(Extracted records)
━━━━━━━━━━━━━━━━━━━━━━━━━━━━━━
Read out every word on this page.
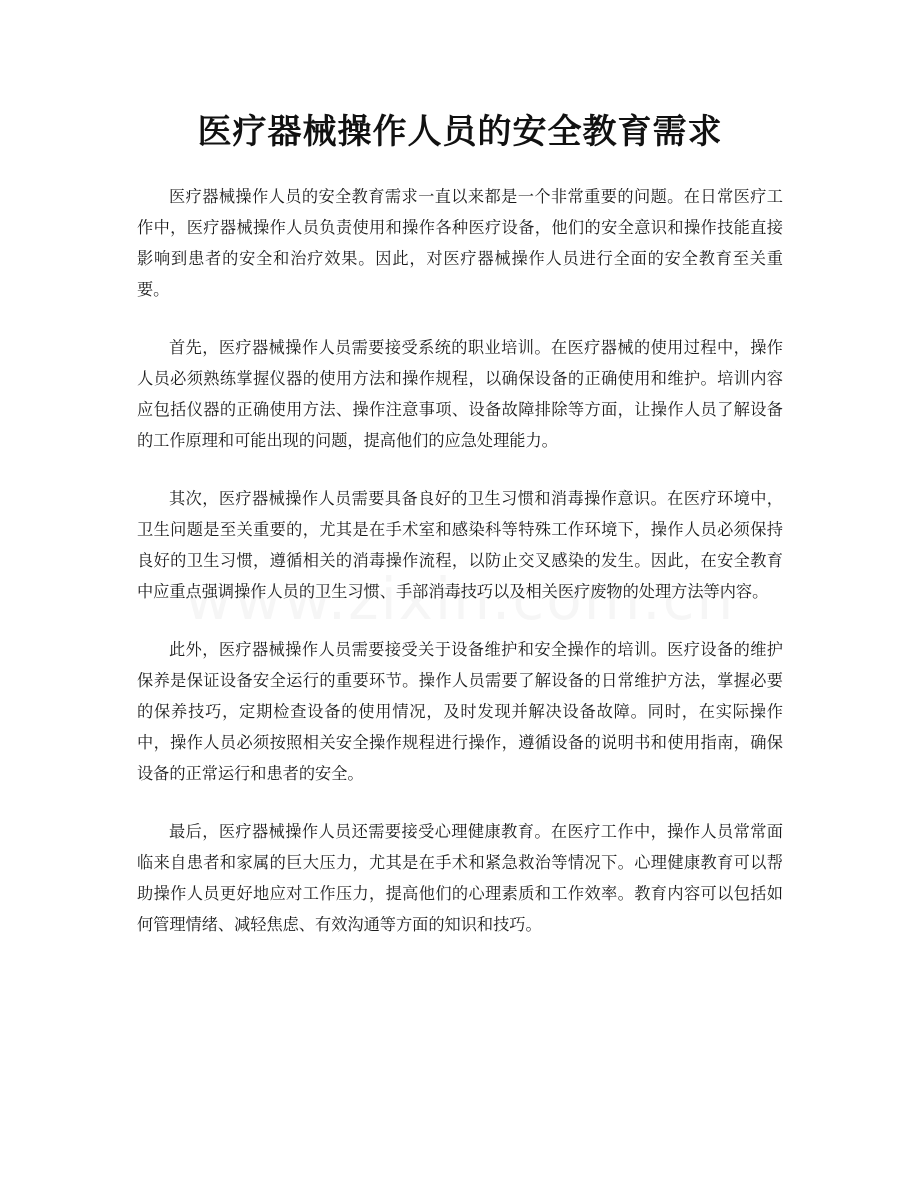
医疗器械操作人员的安全教育需求

医疗器械操作人员的安全教育需求一直以来都是一个非常重要的问题。在日常医疗工作中，医疗器械操作人员负责使用和操作各种医疗设备，他们的安全意识和操作技能直接影响到患者的安全和治疗效果。因此，对医疗器械操作人员进行全面的安全教育至关重要。

首先，医疗器械操作人员需要接受系统的职业培训。在医疗器械的使用过程中，操作人员必须熟练掌握仪器的使用方法和操作规程，以确保设备的正确使用和维护。培训内容应包括仪器的正确使用方法、操作注意事项、设备故障排除等方面，让操作人员了解设备的工作原理和可能出现的问题，提高他们的应急处理能力。

其次，医疗器械操作人员需要具备良好的卫生习惯和消毒操作意识。在医疗环境中，卫生问题是至关重要的，尤其是在手术室和感染科等特殊工作环境下，操作人员必须保持良好的卫生习惯，遵循相关的消毒操作流程，以防止交叉感染的发生。因此，在安全教育中应重点强调操作人员的卫生习惯、手部消毒技巧以及相关医疗废物的处理方法等内容。

此外，医疗器械操作人员需要接受关于设备维护和安全操作的培训。医疗设备的维护保养是保证设备安全运行的重要环节。操作人员需要了解设备的日常维护方法，掌握必要的保养技巧，定期检查设备的使用情况，及时发现并解决设备故障。同时，在实际操作中，操作人员必须按照相关安全操作规程进行操作，遵循设备的说明书和使用指南，确保设备的正常运行和患者的安全。

最后，医疗器械操作人员还需要接受心理健康教育。在医疗工作中，操作人员常常面临来自患者和家属的巨大压力，尤其是在手术和紧急救治等情况下。心理健康教育可以帮助操作人员更好地应对工作压力，提高他们的心理素质和工作效率。教育内容可以包括如何管理情绪、减轻焦虑、有效沟通等方面的知识和技巧。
━━━━━━━━━━━━━━━━━━━━━━━━━━━━━━
What you are asked to do =>
Transcribe the records verbatim and omit the images.

Final result =>
Read out every word on this page.
医疗器械操作人员的安全教育需求

医疗器械操作人员的安全教育需求一直以来都是一个非常重要的问题。在日常医疗工作中，医疗器械操作人员负责使用和操作各种医疗设备，他们的安全意识和操作技能直接影响到患者的安全和治疗效果。因此，对医疗器械操作人员进行全面的安全教育至关重要。

首先，医疗器械操作人员需要接受系统的职业培训。在医疗器械的使用过程中，操作人员必须熟练掌握仪器的使用方法和操作规程，以确保设备的正确使用和维护。培训内容应包括仪器的正确使用方法、操作注意事项、设备故障排除等方面，让操作人员了解设备的工作原理和可能出现的问题，提高他们的应急处理能力。

其次，医疗器械操作人员需要具备良好的卫生习惯和消毒操作意识。在医疗环境中，卫生问题是至关重要的，尤其是在手术室和感染科等特殊工作环境下，操作人员必须保持良好的卫生习惯，遵循相关的消毒操作流程，以防止交叉感染的发生。因此，在安全教育中应重点强调操作人员的卫生习惯、手部消毒技巧以及相关医疗废物的处理方法等内容。

此外，医疗器械操作人员需要接受关于设备维护和安全操作的培训。医疗设备的维护保养是保证设备安全运行的重要环节。操作人员需要了解设备的日常维护方法，掌握必要的保养技巧，定期检查设备的使用情况，及时发现并解决设备故障。同时，在实际操作中，操作人员必须按照相关安全操作规程进行操作，遵循设备的说明书和使用指南，确保设备的正常运行和患者的安全。

最后，医疗器械操作人员还需要接受心理健康教育。在医疗工作中，操作人员常常面临来自患者和家属的巨大压力，尤其是在手术和紧急救治等情况下。心理健康教育可以帮助操作人员更好地应对工作压力，提高他们的心理素质和工作效率。教育内容可以包括如何管理情绪、减轻焦虑、有效沟通等方面的知识和技巧。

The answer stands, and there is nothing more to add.